### Raw records
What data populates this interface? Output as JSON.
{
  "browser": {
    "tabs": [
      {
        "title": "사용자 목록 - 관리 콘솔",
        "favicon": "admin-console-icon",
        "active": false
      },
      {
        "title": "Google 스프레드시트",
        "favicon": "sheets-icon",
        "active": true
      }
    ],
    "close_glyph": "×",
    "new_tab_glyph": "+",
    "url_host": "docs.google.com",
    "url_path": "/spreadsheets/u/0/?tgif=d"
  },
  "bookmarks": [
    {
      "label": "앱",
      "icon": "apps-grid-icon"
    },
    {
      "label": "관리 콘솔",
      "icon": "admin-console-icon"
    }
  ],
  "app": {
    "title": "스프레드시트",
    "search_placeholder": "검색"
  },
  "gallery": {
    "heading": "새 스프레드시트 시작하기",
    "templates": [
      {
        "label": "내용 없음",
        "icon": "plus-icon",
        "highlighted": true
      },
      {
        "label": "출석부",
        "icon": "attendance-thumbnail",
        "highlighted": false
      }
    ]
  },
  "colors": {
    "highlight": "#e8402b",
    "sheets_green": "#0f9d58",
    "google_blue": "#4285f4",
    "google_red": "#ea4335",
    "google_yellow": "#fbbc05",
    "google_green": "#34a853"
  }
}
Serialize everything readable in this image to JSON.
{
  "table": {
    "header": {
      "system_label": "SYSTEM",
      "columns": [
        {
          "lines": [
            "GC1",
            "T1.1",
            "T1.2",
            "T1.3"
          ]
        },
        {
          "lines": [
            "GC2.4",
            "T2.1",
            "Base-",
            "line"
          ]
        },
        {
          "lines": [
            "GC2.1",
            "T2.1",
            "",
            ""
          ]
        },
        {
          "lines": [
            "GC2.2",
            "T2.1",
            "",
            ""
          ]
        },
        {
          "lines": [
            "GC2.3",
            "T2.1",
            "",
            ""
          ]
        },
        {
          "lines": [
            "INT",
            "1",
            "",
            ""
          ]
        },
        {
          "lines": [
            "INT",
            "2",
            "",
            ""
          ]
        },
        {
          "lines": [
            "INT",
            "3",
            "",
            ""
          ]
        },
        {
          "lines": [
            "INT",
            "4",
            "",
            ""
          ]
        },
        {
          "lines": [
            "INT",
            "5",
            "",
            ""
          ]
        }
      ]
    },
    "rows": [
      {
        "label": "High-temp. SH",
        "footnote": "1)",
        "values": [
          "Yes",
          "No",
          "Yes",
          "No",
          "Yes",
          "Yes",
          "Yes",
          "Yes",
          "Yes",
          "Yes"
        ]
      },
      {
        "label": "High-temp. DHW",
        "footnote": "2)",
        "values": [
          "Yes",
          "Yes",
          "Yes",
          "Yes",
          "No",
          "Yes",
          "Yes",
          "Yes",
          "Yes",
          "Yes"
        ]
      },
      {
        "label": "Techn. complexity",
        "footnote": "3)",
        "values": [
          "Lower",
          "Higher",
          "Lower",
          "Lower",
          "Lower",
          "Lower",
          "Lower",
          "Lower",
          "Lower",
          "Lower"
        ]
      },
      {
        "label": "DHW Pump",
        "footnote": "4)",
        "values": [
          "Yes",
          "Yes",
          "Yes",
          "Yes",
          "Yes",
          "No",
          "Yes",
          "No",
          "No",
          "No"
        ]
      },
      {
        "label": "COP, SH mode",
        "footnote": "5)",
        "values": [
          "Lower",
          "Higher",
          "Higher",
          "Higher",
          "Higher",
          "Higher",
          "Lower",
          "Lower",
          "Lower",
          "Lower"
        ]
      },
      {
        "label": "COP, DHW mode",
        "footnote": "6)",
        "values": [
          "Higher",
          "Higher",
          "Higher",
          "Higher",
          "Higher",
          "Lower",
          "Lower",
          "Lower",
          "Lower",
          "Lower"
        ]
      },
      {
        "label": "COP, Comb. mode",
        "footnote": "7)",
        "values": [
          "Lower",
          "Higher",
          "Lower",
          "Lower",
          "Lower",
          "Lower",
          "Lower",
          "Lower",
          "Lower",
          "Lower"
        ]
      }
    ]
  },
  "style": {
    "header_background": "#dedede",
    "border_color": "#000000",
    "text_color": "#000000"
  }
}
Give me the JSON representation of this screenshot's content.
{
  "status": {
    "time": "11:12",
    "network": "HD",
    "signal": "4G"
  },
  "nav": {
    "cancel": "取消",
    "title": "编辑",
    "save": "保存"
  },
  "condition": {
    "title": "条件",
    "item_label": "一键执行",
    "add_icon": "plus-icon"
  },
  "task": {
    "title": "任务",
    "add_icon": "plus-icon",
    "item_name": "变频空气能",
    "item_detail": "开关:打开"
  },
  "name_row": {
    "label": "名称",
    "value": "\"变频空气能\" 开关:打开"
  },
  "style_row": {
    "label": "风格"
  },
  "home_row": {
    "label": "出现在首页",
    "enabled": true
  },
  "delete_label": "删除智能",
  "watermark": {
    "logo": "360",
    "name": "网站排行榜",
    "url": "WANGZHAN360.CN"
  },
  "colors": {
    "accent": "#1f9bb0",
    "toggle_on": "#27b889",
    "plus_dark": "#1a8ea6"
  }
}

### Exercise
Where a line of the material above holds the string "admin", copy that line.

### Completed task
        "favicon": "admin-console-icon",
      "icon": "admin-console-icon"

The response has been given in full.